**** Data shown
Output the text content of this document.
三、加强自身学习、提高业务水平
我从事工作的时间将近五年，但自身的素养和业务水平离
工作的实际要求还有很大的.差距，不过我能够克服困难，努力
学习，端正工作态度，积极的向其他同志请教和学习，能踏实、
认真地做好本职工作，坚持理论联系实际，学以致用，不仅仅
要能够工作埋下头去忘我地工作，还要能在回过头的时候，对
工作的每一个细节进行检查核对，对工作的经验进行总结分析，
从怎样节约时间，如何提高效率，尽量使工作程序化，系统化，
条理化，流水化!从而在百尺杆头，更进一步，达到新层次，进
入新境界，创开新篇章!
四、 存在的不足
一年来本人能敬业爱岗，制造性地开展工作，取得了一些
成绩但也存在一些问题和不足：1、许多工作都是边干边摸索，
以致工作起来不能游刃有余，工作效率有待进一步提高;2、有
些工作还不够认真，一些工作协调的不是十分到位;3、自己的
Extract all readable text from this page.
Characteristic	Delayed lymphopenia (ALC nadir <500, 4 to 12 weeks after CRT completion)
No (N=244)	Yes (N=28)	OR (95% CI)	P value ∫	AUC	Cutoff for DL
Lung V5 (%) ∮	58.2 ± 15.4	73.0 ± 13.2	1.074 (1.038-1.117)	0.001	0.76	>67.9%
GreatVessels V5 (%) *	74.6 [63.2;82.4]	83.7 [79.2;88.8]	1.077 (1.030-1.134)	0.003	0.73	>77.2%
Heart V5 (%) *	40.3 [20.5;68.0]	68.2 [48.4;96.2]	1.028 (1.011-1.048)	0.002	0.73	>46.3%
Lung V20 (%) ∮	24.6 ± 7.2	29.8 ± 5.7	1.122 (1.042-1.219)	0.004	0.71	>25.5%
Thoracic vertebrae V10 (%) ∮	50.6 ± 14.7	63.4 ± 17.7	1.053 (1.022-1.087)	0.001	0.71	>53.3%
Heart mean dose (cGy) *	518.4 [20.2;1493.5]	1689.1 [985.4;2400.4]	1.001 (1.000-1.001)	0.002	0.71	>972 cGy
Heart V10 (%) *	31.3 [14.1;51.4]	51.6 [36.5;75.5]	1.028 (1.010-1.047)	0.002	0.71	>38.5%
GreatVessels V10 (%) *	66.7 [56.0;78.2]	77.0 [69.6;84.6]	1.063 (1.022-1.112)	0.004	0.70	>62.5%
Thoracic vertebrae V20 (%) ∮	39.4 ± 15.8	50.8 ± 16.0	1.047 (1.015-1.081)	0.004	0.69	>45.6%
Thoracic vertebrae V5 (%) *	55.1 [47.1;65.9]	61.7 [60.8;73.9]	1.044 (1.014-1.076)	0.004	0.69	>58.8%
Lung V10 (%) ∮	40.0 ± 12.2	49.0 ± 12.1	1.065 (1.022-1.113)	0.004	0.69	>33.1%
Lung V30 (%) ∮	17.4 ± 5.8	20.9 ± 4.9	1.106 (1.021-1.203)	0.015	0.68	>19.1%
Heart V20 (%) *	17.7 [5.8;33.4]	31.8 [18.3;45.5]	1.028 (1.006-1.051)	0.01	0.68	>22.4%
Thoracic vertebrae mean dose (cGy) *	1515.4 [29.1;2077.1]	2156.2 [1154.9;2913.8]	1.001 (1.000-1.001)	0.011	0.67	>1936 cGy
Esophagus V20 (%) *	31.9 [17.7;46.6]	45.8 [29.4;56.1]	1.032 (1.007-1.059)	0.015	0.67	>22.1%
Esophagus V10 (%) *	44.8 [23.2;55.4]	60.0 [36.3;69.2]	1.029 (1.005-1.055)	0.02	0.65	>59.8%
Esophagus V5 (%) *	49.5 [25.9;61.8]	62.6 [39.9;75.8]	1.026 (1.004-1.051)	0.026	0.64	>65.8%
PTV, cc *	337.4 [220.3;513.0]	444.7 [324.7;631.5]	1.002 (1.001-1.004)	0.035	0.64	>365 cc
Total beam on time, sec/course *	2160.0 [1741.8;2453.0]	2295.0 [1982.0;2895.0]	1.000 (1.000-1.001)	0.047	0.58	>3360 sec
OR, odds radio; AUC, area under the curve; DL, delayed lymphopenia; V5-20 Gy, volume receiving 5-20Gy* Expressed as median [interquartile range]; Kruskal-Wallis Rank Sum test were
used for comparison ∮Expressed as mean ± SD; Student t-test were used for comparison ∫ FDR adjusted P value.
********
- Given instruction: Print the material above once more, exactly.

- Result of this task:
Output the text content of this document.
三、加强自身学习、提高业务水平
我从事工作的时间将近五年，但自身的素养和业务水平离
工作的实际要求还有很大的.差距，不过我能够克服困难，努力
学习，端正工作态度，积极的向其他同志请教和学习，能踏实、
认真地做好本职工作，坚持理论联系实际，学以致用，不仅仅
要能够工作埋下头去忘我地工作，还要能在回过头的时候，对
工作的每一个细节进行检查核对，对工作的经验进行总结分析，
从怎样节约时间，如何提高效率，尽量使工作程序化，系统化，
条理化，流水化!从而在百尺杆头，更进一步，达到新层次，进
入新境界，创开新篇章!
四、 存在的不足
一年来本人能敬业爱岗，制造性地开展工作，取得了一些
成绩但也存在一些问题和不足：1、许多工作都是边干边摸索，
以致工作起来不能游刃有余，工作效率有待进一步提高;2、有
些工作还不够认真，一些工作协调的不是十分到位;3、自己的
Extract all readable text from this page.
Characteristic	Delayed lymphopenia (ALC nadir <500, 4 to 12 weeks after CRT completion)
No (N=244)	Yes (N=28)	OR (95% CI)	P value ∫	AUC	Cutoff for DL
Lung V5 (%) ∮	58.2 ± 15.4	73.0 ± 13.2	1.074 (1.038-1.117)	0.001	0.76	>67.9%
GreatVessels V5 (%) *	74.6 [63.2;82.4]	83.7 [79.2;88.8]	1.077 (1.030-1.134)	0.003	0.73	>77.2%
Heart V5 (%) *	40.3 [20.5;68.0]	68.2 [48.4;96.2]	1.028 (1.011-1.048)	0.002	0.73	>46.3%
Lung V20 (%) ∮	24.6 ± 7.2	29.8 ± 5.7	1.122 (1.042-1.219)	0.004	0.71	>25.5%
Thoracic vertebrae V10 (%) ∮	50.6 ± 14.7	63.4 ± 17.7	1.053 (1.022-1.087)	0.001	0.71	>53.3%
Heart mean dose (cGy) *	518.4 [20.2;1493.5]	1689.1 [985.4;2400.4]	1.001 (1.000-1.001)	0.002	0.71	>972 cGy
Heart V10 (%) *	31.3 [14.1;51.4]	51.6 [36.5;75.5]	1.028 (1.010-1.047)	0.002	0.71	>38.5%
GreatVessels V10 (%) *	66.7 [56.0;78.2]	77.0 [69.6;84.6]	1.063 (1.022-1.112)	0.004	0.70	>62.5%
Thoracic vertebrae V20 (%) ∮	39.4 ± 15.8	50.8 ± 16.0	1.047 (1.015-1.081)	0.004	0.69	>45.6%
Thoracic vertebrae V5 (%) *	55.1 [47.1;65.9]	61.7 [60.8;73.9]	1.044 (1.014-1.076)	0.004	0.69	>58.8%
Lung V10 (%) ∮	40.0 ± 12.2	49.0 ± 12.1	1.065 (1.022-1.113)	0.004	0.69	>33.1%
Lung V30 (%) ∮	17.4 ± 5.8	20.9 ± 4.9	1.106 (1.021-1.203)	0.015	0.68	>19.1%
Heart V20 (%) *	17.7 [5.8;33.4]	31.8 [18.3;45.5]	1.028 (1.006-1.051)	0.01	0.68	>22.4%
Thoracic vertebrae mean dose (cGy) *	1515.4 [29.1;2077.1]	2156.2 [1154.9;2913.8]	1.001 (1.000-1.001)	0.011	0.67	>1936 cGy
Esophagus V20 (%) *	31.9 [17.7;46.6]	45.8 [29.4;56.1]	1.032 (1.007-1.059)	0.015	0.67	>22.1%
Esophagus V10 (%) *	44.8 [23.2;55.4]	60.0 [36.3;69.2]	1.029 (1.005-1.055)	0.02	0.65	>59.8%
Esophagus V5 (%) *	49.5 [25.9;61.8]	62.6 [39.9;75.8]	1.026 (1.004-1.051)	0.026	0.64	>65.8%
PTV, cc *	337.4 [220.3;513.0]	444.7 [324.7;631.5]	1.002 (1.001-1.004)	0.035	0.64	>365 cc
Total beam on time, sec/course *	2160.0 [1741.8;2453.0]	2295.0 [1982.0;2895.0]	1.000 (1.000-1.001)	0.047	0.58	>3360 sec
OR, odds radio; AUC, area under the curve; DL, delayed lymphopenia; V5-20 Gy, volume receiving 5-20Gy* Expressed as median [interquartile range]; Kruskal-Wallis Rank Sum test were
used for comparison ∮Expressed as mean ± SD; Student t-test were used for comparison ∫ FDR adjusted P value.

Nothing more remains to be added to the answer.